● **Document text**:

--

Not Cutting Carriers
"In the Navy League speech, I probably—in trying to be provocative—I probably contributed to a misunderstanding of what I was trying to say, which was—you know, I’m not going to cut any aircraft carriers—[but] you’ve got to think differently about how you’re going to use aircraft carriers."—Secretary of Defense Robert M. Gates, ForeignPolicy.com interview, Aug. 16, on his question in a May 3 speech to the Navy League of whether the US needs 11 carriers when no other nation has more than two.
Not Cutting Marines, Either
"The Pacific campaign of World War II was the only period of history when the exclusive focus of the Marine Corps was on amphibious assault. Yet, fundamentally, the Marines do not want to be, nor does America need, another land army. ... The Marines’ unique ability to project combat forces from the sea under uncertain circumstances—forces quickly able to protect and sustain themselves—is a capability America has needed in this past decade, and will require in the future. ... Ultimately, the maritime soul of the Marine Corps needs to be preserved, notwithstanding the imperatives of today’s wars."—Gates, speech in San Francisco, Aug. 12.

--

Extracted data entries:
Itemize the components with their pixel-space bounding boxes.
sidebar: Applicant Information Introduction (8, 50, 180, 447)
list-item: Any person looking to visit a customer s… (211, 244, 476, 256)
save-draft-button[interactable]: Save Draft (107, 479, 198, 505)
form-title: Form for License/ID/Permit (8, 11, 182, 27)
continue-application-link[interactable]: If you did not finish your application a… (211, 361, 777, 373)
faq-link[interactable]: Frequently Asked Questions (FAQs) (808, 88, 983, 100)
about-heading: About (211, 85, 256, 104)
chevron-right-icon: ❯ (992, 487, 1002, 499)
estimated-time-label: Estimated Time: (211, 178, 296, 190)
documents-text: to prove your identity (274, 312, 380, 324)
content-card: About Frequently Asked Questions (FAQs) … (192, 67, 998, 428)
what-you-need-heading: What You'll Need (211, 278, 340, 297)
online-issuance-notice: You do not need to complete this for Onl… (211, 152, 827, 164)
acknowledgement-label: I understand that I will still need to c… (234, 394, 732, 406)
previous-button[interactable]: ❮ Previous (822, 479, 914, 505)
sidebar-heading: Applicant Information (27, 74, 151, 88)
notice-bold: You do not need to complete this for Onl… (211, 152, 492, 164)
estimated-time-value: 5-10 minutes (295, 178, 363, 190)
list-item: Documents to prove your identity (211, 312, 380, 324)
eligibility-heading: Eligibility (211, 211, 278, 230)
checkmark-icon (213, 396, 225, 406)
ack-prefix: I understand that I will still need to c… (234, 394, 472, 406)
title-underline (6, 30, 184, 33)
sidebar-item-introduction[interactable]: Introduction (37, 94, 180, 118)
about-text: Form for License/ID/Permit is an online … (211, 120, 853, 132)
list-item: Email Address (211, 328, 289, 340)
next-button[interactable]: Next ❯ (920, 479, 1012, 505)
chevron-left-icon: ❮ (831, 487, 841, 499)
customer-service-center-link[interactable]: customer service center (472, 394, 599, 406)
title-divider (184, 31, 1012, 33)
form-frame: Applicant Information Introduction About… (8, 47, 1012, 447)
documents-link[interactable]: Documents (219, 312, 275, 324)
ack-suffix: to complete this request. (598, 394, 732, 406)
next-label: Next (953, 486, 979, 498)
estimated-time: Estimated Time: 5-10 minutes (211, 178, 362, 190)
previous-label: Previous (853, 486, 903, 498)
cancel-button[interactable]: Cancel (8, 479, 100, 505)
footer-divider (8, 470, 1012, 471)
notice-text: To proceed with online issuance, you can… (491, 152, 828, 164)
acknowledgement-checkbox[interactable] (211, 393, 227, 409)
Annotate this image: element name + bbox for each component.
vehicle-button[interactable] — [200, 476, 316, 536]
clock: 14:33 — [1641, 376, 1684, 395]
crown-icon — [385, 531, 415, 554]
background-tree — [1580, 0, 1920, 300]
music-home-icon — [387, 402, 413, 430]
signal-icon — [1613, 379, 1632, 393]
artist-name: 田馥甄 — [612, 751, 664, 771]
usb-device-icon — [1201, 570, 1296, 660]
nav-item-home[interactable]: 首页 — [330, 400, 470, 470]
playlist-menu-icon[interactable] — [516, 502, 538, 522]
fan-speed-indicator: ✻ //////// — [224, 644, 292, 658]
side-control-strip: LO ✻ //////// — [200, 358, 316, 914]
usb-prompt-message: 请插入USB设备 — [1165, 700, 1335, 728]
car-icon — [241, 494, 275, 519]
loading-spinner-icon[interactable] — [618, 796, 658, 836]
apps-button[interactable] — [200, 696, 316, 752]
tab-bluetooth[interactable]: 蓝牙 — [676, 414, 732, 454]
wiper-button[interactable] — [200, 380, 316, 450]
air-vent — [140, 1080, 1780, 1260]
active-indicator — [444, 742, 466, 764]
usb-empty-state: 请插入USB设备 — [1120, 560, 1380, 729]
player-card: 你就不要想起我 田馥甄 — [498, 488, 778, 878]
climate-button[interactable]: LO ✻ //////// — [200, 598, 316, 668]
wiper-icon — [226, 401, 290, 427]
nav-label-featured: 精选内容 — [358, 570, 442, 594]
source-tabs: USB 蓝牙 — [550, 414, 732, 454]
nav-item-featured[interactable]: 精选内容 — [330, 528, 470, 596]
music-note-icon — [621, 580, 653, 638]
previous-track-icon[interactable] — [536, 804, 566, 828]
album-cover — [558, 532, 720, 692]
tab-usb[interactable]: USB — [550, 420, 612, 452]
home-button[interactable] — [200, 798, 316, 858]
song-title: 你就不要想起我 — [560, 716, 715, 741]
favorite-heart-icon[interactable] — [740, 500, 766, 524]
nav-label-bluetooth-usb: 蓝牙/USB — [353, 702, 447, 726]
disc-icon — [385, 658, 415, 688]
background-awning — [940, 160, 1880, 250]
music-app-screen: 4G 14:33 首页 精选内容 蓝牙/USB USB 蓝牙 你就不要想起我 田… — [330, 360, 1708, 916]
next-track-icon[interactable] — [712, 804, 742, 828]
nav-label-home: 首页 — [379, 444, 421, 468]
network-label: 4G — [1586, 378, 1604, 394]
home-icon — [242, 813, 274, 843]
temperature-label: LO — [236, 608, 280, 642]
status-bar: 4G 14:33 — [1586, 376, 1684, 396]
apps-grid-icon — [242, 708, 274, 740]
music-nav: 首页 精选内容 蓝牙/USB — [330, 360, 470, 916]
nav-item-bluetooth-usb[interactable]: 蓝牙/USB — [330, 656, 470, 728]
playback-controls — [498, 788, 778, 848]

--

● **Set of tasks**:
• A. Answer these questions about the Gates quotations on carriers and Marines:
(i) Which outlet conducted the Aug. 16 interview?
(ii) To which organization did Gates give his May 3 speech?
(iii) In what city did Gates speak on Aug. 12?
• B. Carry the Gates quotations on carriers and Marines forward from the final quoted remark.

● **Answers to each task**:
• A.
(i) ForeignPolicy.com
(ii) The Navy League
(iii) San Francisco

• B.
Academy Faculty Accessible
"Most of us remember that particular high school or college teacher who made a difference in our lives by demonstrating how much they cared. The Air Force Academy is full of such instructors."—Brig. Gen. Dana H. Born, dean of the faculty, on recognition, for the fifth year in a row, by the Princeton Review of the nation’s best colleges, of Air Force Academy professors as among the most accessible in the nation to students, Aug. 3.
Active Cyber Defense
"The National Security Agency has pioneered systems that, using warnings provided by US intelligence capabilities, automatically deploy defenses to counter intrusions in real time. Part sensor, part sentry, part sharpshooter, these active defense systems represent a fundamental shift in the US approach to network defense. They work by placing scanning technology at the interface of military networks and the open Internet to detect and stop malicious code before it passes into military networks. Active defenses now protect all defense and intelligence networks in the ‘.mil’ domain."—William J. Lynn III, deputy secretary of defense, Foreign Affairs, September-October.
Change From Air and Space
"Today, unlike the contests of the past, our joint forces go into combat with more information about the threat they face, provided in near real-time. And they get that information ... from air and space. Today, unlike the past, our joint task forces are able to operate with much smaller numbers, across great distances and inhospitable terrain, because they can be sustained over the long haul ... by air."—Retired Air Force Lt. Gen. David A. Deptula, Danger Room (Wired.com), Aug. 30.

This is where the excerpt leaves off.